Agente provocatore

Un agente provocatore, è una persona atta a incitare o provocare altre persone, e spingerle a commettere atti illegali, agendo sotto copertura. Le attività degli agenti provocatori sollevano questioni etiche e legali.

Evno Azef, agente provocatore al servizio della Russia zarista.

Uso comune modifica

Più in generale, l'espressione si può riferire ad una persona o a un gruppo il cui scopo è screditare un'altra persona o gruppo. Quando un agente compie esso stesso l'azione illegale o criticabile, fingendosi membro del gruppo che vuole screditare, si parla invece di tattica di false flag (cosiddetta operatività sotto falsa bandiera).

Un agente provocatore può essere un agente di polizia o un agente segreto che incoraggia persone sospette a compiere un crimine in condizioni in cui è possibile documentare questo crimine; più in generale, l'agente può suggerire il crimine, sperando che il suggerimento sia seguito.

Un'organizzazione politica o governativa può usare agenti provocatori contro opponenti politici. L'agente spinge a compiere atti controproducenti o inefficaci, per provocare reazioni negative nell'opinione pubblica; oppure fornire un pretesto per una repressione violenta.

Precedenti storici modifica

Rivoluzione francese modifica

Medio Oriente modifica

  • Incidente del Passo Mitla (1956): Ariel Sharon, ufficiale militare sul campo chiese più volte al quartier generale il permesso di prendere il passo, ma il permesso gli fu negato. Allora inviò una piccola unità con compiti di esplorazione: l'unità fu pesantemente attaccata, e bloccata sul posto, costituendo un sufficiente motivo per sferrare l'attacco.

Righe da un dataset di impaginazione
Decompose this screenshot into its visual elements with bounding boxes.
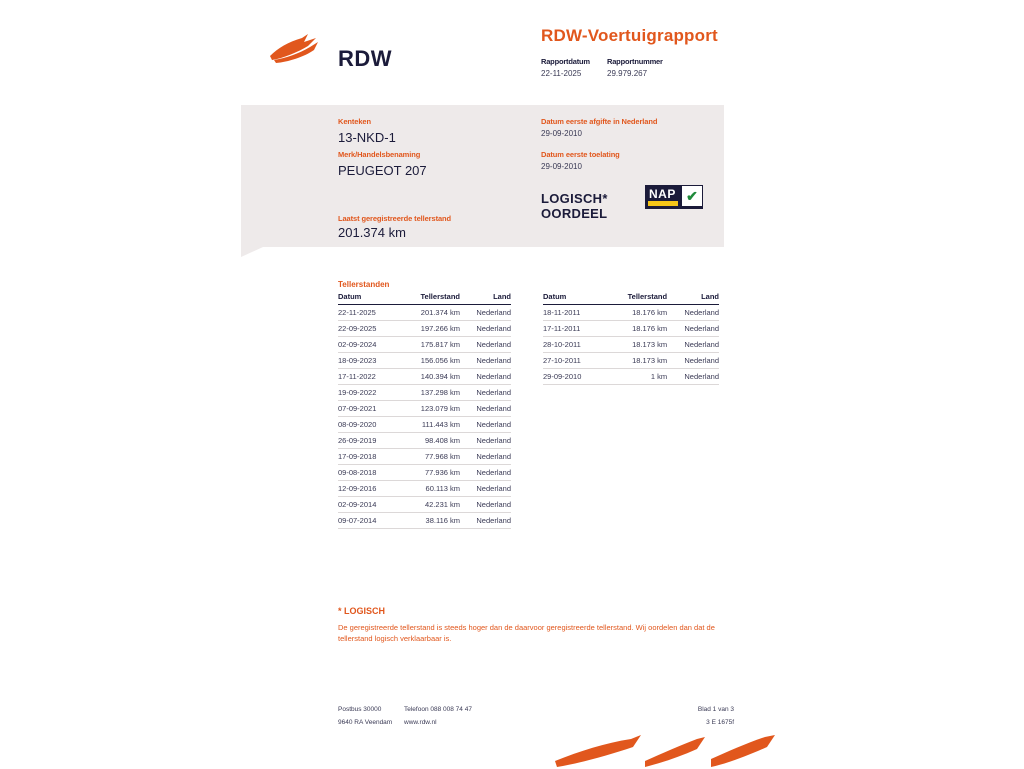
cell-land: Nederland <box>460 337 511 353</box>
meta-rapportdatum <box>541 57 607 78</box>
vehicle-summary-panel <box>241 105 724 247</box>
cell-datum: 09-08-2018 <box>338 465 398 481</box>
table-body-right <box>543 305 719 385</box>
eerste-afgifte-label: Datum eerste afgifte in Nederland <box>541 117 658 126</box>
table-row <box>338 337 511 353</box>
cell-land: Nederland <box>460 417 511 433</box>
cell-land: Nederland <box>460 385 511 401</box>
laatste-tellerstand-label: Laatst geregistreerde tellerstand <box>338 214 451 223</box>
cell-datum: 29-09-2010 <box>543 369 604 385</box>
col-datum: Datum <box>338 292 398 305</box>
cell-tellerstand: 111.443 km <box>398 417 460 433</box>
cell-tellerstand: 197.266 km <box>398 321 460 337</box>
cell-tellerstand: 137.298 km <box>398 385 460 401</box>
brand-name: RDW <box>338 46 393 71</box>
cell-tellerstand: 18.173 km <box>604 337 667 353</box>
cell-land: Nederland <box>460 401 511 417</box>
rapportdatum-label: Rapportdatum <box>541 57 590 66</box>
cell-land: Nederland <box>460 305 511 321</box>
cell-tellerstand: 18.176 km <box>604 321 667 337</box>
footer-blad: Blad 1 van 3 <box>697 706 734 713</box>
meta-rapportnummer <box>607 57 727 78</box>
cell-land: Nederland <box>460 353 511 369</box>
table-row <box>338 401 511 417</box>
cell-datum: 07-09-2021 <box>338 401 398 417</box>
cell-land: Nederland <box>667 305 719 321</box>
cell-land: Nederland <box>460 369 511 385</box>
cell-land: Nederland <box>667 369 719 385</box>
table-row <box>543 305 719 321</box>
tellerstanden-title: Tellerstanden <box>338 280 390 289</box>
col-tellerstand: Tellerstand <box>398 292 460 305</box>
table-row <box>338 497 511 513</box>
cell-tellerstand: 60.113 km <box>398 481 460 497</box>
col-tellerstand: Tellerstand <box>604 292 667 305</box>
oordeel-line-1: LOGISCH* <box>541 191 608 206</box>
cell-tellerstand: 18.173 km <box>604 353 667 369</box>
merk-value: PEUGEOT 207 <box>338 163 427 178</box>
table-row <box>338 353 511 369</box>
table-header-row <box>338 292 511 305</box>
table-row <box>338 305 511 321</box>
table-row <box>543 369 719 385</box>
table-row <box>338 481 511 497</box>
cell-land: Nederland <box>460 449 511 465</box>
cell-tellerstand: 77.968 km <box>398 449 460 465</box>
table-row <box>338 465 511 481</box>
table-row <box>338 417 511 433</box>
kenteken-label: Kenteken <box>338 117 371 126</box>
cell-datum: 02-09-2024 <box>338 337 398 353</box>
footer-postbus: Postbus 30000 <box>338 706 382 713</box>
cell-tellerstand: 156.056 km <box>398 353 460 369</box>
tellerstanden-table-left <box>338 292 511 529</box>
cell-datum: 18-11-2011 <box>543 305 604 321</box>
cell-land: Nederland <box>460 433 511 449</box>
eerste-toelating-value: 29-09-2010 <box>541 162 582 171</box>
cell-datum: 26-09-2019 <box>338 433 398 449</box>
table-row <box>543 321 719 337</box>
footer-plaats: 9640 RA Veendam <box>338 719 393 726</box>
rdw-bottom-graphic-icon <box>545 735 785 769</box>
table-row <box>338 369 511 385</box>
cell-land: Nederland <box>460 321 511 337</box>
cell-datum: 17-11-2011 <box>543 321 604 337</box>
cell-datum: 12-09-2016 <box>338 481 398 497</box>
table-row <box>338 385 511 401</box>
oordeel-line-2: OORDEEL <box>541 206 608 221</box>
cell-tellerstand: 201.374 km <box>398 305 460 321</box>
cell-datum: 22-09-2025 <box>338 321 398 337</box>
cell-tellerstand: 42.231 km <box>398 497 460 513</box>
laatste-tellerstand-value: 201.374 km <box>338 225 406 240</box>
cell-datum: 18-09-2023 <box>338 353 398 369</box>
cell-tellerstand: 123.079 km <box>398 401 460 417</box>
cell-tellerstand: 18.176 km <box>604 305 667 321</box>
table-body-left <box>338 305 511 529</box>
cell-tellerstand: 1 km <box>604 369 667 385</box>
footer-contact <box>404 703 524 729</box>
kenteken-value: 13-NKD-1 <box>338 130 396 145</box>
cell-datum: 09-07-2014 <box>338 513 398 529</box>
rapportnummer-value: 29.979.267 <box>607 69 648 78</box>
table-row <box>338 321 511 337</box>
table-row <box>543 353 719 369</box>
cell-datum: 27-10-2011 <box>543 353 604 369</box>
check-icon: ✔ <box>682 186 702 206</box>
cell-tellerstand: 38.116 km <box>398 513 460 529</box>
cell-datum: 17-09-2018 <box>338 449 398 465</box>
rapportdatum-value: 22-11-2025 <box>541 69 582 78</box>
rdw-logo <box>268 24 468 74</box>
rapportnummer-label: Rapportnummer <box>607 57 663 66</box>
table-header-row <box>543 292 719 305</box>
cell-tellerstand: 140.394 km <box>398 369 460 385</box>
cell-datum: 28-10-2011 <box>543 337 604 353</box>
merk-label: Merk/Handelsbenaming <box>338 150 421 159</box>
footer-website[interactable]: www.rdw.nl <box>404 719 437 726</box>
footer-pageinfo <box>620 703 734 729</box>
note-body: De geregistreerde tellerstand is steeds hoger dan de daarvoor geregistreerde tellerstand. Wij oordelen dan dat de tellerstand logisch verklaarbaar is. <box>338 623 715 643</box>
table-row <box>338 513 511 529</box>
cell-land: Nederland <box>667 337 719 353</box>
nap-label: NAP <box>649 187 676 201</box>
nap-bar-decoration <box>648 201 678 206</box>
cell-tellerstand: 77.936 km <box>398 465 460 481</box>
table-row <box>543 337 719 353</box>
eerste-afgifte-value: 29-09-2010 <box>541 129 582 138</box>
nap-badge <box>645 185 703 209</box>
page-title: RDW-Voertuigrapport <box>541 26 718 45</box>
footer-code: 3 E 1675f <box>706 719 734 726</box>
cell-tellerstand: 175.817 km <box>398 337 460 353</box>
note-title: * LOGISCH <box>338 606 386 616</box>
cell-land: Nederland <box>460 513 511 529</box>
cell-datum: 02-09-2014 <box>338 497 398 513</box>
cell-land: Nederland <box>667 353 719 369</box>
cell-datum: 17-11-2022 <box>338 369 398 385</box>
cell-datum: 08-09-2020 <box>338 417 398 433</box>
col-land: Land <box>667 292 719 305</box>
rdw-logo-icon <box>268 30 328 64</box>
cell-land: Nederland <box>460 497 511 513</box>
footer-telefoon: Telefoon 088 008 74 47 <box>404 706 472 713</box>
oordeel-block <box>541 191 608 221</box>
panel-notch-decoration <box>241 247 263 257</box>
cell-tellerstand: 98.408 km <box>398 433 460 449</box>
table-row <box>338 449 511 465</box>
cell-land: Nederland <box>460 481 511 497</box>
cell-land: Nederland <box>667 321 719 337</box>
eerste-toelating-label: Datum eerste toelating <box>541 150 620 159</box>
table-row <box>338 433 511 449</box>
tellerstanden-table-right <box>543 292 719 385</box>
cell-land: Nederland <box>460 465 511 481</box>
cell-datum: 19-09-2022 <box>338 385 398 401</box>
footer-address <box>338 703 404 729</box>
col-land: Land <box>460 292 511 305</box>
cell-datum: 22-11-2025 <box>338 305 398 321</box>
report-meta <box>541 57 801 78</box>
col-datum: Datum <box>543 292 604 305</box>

--

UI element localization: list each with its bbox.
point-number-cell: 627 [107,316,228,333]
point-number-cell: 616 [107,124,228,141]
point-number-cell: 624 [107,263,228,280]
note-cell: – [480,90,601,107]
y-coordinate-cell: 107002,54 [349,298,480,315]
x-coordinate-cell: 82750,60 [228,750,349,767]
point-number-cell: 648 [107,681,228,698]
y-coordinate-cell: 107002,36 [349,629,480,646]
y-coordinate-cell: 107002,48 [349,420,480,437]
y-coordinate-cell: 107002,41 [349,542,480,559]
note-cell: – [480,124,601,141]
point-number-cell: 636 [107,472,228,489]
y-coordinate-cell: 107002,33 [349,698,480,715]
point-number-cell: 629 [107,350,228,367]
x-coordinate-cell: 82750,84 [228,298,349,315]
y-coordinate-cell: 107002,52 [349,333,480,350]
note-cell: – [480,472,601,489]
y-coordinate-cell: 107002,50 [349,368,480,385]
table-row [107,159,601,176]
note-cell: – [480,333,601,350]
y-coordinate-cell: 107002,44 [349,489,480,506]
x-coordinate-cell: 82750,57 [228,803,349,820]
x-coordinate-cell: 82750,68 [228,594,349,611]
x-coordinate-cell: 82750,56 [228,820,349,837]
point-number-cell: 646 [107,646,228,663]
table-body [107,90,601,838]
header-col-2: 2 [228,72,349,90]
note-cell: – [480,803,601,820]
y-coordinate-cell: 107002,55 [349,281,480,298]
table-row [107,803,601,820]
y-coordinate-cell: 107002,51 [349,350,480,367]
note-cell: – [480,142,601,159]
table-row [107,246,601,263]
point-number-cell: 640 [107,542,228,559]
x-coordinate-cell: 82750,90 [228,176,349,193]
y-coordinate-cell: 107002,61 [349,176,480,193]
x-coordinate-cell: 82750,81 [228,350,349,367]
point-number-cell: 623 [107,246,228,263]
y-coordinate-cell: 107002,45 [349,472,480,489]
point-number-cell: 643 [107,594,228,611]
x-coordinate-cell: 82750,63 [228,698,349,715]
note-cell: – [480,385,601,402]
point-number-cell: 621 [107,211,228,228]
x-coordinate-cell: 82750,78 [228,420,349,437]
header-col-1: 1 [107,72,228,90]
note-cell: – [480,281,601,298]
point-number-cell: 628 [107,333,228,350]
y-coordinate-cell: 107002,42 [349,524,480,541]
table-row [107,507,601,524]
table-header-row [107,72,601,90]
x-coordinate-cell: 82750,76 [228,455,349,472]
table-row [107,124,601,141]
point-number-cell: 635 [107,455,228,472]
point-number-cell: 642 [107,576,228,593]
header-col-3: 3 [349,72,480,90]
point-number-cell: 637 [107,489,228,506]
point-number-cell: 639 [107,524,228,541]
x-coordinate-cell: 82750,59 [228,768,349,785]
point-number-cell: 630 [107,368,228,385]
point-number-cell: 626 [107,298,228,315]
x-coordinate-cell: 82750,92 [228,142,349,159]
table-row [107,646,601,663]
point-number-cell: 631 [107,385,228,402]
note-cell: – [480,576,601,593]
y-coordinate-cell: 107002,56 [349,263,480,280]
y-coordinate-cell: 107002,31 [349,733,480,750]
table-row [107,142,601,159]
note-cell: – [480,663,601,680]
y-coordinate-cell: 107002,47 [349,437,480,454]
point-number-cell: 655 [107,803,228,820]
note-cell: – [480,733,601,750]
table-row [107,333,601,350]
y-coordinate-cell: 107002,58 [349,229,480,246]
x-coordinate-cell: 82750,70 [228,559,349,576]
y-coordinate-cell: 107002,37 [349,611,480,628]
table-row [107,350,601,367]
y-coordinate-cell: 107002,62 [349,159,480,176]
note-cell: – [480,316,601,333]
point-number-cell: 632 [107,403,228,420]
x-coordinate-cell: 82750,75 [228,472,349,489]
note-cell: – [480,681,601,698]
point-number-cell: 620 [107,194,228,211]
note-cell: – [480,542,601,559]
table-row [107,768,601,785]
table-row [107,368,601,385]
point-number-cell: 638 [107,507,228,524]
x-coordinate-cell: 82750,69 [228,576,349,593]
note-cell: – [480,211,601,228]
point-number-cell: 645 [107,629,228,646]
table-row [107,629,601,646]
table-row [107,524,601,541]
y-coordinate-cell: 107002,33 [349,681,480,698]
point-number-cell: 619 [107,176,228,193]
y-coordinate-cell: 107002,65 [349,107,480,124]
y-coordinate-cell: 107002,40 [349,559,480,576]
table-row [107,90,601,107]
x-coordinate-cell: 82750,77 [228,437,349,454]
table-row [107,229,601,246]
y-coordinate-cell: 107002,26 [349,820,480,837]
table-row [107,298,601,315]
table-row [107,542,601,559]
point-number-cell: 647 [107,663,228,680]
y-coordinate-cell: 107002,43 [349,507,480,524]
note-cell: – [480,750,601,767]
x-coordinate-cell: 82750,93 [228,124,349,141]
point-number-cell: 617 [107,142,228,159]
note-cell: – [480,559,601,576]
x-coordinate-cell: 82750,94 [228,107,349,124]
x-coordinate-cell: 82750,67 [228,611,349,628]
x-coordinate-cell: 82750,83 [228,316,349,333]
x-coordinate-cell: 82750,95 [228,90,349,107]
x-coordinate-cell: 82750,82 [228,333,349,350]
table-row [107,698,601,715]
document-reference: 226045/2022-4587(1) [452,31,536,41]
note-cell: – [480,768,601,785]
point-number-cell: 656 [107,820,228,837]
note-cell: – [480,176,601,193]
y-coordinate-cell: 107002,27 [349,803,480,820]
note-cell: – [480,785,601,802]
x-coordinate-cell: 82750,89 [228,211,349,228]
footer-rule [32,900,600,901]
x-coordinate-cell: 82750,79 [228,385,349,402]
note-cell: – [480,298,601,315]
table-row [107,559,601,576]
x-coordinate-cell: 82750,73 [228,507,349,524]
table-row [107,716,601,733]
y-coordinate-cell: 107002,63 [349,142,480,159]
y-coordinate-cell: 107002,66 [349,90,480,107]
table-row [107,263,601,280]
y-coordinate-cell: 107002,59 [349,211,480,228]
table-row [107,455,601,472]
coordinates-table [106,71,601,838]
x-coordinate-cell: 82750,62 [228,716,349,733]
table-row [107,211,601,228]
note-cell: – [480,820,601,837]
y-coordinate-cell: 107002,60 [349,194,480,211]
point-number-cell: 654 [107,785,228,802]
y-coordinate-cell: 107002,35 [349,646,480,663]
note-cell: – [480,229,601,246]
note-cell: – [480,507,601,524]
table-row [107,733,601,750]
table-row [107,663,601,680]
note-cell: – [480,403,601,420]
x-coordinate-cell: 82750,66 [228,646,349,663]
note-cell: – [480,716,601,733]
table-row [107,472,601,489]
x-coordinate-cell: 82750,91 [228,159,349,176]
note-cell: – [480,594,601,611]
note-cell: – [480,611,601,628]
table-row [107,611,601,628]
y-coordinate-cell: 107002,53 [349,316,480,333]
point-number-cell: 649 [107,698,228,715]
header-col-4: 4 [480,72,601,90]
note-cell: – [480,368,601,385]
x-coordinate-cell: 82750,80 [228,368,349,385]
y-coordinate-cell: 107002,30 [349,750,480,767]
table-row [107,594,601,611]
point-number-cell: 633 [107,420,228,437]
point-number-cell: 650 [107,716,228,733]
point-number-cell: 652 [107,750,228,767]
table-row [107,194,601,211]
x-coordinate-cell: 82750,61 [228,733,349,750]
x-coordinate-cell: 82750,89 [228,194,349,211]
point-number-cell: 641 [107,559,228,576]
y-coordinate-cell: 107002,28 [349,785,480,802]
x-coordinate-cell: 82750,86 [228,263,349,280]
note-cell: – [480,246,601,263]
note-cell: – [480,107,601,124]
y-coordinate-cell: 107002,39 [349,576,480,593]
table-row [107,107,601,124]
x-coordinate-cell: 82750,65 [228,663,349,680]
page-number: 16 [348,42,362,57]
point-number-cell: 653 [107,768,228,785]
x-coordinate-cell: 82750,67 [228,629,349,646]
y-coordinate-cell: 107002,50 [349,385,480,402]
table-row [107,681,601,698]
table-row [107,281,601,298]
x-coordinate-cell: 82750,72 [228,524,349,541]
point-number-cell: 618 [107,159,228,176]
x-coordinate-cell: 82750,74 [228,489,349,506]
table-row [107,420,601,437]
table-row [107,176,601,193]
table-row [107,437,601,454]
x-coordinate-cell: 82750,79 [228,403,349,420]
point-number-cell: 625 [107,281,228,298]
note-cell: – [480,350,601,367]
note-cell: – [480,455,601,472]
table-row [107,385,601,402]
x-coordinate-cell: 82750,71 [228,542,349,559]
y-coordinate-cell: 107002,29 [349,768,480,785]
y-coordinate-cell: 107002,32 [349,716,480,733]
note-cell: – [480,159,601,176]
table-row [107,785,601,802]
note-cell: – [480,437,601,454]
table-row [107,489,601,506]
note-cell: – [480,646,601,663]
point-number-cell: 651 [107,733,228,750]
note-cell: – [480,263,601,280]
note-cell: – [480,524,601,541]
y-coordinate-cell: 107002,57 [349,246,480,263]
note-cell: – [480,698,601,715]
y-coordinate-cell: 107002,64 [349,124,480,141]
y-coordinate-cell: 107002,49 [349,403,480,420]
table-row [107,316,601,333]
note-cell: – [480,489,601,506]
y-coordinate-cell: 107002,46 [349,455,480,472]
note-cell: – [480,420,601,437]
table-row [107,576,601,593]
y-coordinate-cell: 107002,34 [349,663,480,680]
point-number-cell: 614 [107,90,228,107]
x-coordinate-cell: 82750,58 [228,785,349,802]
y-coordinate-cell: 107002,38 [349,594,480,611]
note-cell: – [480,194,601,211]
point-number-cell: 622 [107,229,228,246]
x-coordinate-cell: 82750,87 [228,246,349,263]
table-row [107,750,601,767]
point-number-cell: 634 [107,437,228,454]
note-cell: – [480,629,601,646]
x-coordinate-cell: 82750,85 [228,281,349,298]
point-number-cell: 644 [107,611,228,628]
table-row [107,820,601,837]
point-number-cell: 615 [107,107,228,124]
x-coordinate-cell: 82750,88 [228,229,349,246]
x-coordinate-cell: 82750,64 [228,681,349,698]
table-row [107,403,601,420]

...

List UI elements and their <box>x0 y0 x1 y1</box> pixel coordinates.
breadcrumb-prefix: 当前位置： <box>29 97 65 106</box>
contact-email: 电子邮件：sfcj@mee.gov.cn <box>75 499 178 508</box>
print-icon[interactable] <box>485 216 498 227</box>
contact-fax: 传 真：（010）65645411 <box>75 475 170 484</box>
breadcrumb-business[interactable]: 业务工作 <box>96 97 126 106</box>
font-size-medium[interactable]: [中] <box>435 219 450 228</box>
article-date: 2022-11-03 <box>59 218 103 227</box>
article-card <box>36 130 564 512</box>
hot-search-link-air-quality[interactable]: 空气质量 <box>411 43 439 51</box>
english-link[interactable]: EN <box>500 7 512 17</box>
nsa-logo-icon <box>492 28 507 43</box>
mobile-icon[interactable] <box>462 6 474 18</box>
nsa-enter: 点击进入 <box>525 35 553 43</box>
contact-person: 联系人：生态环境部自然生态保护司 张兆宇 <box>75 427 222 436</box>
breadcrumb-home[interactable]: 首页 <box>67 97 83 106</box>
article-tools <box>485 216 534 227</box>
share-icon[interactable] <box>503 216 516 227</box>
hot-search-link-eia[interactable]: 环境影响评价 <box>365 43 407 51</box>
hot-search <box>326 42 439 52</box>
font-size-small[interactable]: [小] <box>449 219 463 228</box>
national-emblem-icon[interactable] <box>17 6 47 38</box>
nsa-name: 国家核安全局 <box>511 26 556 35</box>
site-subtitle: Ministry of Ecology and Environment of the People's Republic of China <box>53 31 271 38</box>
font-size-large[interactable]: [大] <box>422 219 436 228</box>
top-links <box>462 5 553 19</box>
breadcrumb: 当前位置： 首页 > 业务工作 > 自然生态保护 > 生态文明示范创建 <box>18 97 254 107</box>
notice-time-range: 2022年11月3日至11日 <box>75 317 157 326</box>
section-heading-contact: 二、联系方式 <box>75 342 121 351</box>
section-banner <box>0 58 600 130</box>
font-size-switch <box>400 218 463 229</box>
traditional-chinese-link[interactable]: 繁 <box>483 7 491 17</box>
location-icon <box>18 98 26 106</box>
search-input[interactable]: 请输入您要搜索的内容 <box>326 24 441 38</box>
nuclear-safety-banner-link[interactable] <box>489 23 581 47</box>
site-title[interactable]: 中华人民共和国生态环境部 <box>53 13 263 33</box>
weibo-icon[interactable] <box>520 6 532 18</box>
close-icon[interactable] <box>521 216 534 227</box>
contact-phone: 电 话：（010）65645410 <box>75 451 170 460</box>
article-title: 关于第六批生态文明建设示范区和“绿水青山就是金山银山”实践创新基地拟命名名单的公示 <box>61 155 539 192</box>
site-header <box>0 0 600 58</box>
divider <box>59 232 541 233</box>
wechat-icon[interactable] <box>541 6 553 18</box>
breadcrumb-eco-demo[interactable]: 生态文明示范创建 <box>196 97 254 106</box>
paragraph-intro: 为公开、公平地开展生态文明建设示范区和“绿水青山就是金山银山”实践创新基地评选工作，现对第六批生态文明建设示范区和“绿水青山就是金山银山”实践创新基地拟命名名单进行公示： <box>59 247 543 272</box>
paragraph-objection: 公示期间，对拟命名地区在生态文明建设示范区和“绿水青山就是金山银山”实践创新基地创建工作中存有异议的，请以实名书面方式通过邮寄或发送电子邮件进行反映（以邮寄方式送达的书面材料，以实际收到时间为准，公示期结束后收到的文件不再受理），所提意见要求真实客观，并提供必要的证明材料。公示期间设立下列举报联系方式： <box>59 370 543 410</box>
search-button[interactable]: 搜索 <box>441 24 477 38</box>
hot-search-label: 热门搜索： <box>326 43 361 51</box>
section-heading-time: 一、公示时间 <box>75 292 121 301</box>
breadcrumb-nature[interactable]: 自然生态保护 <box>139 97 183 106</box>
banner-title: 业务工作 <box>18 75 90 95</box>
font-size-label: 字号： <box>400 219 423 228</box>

-- Obiettivi --
A: Traduci in inglese questa frase del testo sull'agente provocatore: "Le attività degli agenti provocatori sollevano questioni etiche e legali."
B: Rispondi a queste domande sul testo sull'agente provocatore:
(i) Al servizio di quale Stato era Evno Azef?
(ii) Come si chiama la tattica in cui l'agente compie l'azione fingendosi membro del gruppo da screditare?
(iii) In che anno avvenne l'incidente del Passo Mitla?
C: Trascrivi fedelmente un tratto del testo sull'agente provocatore: comincia dalle parole "Precedenti storici modifica" e fermati dopo "per sferrare l'attacco.".

-- Risultati per compito --
A: The activities of agents provocateurs raise ethical and legal questions.

B:
(i) Della Russia zarista.
(ii) Tattica di false flag, cioè operatività sotto falsa bandiera.
(iii) Nel 1956.

C:
Precedenti storici modifica

Rivoluzione francese modifica

Medio Oriente modifica

  • Incidente del Passo Mitla (1956): Ariel Sharon, ufficiale militare sul campo chiese più volte al quartier generale il permesso di prendere il passo, ma il permesso gli fu negato. Allora inviò una piccola unità con compiti di esplorazione: l'unità fu pesantemente attaccata, e bloccata sul posto, costituendo un sufficiente motivo per sferrare l'attacco.